Material:

↓

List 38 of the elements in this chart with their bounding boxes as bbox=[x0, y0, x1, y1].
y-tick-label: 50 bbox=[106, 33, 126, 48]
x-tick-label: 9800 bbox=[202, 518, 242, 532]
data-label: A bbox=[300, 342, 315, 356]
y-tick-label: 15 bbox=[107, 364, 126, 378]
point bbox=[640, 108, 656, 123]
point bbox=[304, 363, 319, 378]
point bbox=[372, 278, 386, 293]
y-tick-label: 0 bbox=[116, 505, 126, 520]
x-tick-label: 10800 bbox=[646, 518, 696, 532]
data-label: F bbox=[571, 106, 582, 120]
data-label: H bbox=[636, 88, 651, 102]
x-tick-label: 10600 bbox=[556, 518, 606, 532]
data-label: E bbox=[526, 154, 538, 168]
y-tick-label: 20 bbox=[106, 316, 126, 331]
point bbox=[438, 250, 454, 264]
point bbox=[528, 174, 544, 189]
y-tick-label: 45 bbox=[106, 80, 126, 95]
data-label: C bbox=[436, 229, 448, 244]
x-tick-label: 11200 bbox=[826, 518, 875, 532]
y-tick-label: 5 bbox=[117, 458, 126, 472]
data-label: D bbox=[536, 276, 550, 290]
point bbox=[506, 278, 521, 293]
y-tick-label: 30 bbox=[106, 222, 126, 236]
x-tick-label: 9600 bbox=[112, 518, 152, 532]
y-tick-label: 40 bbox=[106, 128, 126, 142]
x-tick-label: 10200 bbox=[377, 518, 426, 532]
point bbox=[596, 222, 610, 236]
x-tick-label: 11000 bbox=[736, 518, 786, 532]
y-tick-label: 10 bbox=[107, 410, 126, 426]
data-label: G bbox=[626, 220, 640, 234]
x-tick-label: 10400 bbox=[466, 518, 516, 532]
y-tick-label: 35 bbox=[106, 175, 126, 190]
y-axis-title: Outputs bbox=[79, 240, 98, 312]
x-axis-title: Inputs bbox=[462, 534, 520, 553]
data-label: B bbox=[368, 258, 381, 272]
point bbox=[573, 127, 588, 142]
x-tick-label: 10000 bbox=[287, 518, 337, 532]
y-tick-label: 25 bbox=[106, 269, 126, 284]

↑

Can you repeat every line of the item above, character for character, without changing anything?

List 38 of the elements in this chart with their bounding boxes as bbox=[x0, y0, x1, y1].
y-tick-label: 50 bbox=[106, 33, 126, 48]
x-tick-label: 9800 bbox=[202, 518, 242, 532]
data-label: A bbox=[300, 342, 315, 356]
y-tick-label: 15 bbox=[107, 364, 126, 378]
point bbox=[640, 108, 656, 123]
point bbox=[304, 363, 319, 378]
point bbox=[372, 278, 386, 293]
y-tick-label: 0 bbox=[116, 505, 126, 520]
x-tick-label: 10800 bbox=[646, 518, 696, 532]
data-label: F bbox=[571, 106, 582, 120]
data-label: H bbox=[636, 88, 651, 102]
x-tick-label: 10600 bbox=[556, 518, 606, 532]
data-label: E bbox=[526, 154, 538, 168]
y-tick-label: 20 bbox=[106, 316, 126, 331]
point bbox=[438, 250, 454, 264]
point bbox=[528, 174, 544, 189]
y-tick-label: 45 bbox=[106, 80, 126, 95]
data-label: C bbox=[436, 229, 448, 244]
x-tick-label: 11200 bbox=[826, 518, 875, 532]
y-tick-label: 5 bbox=[117, 458, 126, 472]
data-label: D bbox=[536, 276, 550, 290]
point bbox=[506, 278, 521, 293]
y-tick-label: 30 bbox=[106, 222, 126, 236]
x-tick-label: 9600 bbox=[112, 518, 152, 532]
y-tick-label: 40 bbox=[106, 128, 126, 142]
x-tick-label: 10200 bbox=[377, 518, 426, 532]
point bbox=[596, 222, 610, 236]
x-tick-label: 11000 bbox=[736, 518, 786, 532]
y-tick-label: 10 bbox=[107, 410, 126, 426]
data-label: G bbox=[626, 220, 640, 234]
x-tick-label: 10400 bbox=[466, 518, 516, 532]
y-tick-label: 35 bbox=[106, 175, 126, 190]
y-axis-title: Outputs bbox=[79, 240, 98, 312]
x-axis-title: Inputs bbox=[462, 534, 520, 553]
data-label: B bbox=[368, 258, 381, 272]
point bbox=[573, 127, 588, 142]
x-tick-label: 10000 bbox=[287, 518, 337, 532]
y-tick-label: 25 bbox=[106, 269, 126, 284]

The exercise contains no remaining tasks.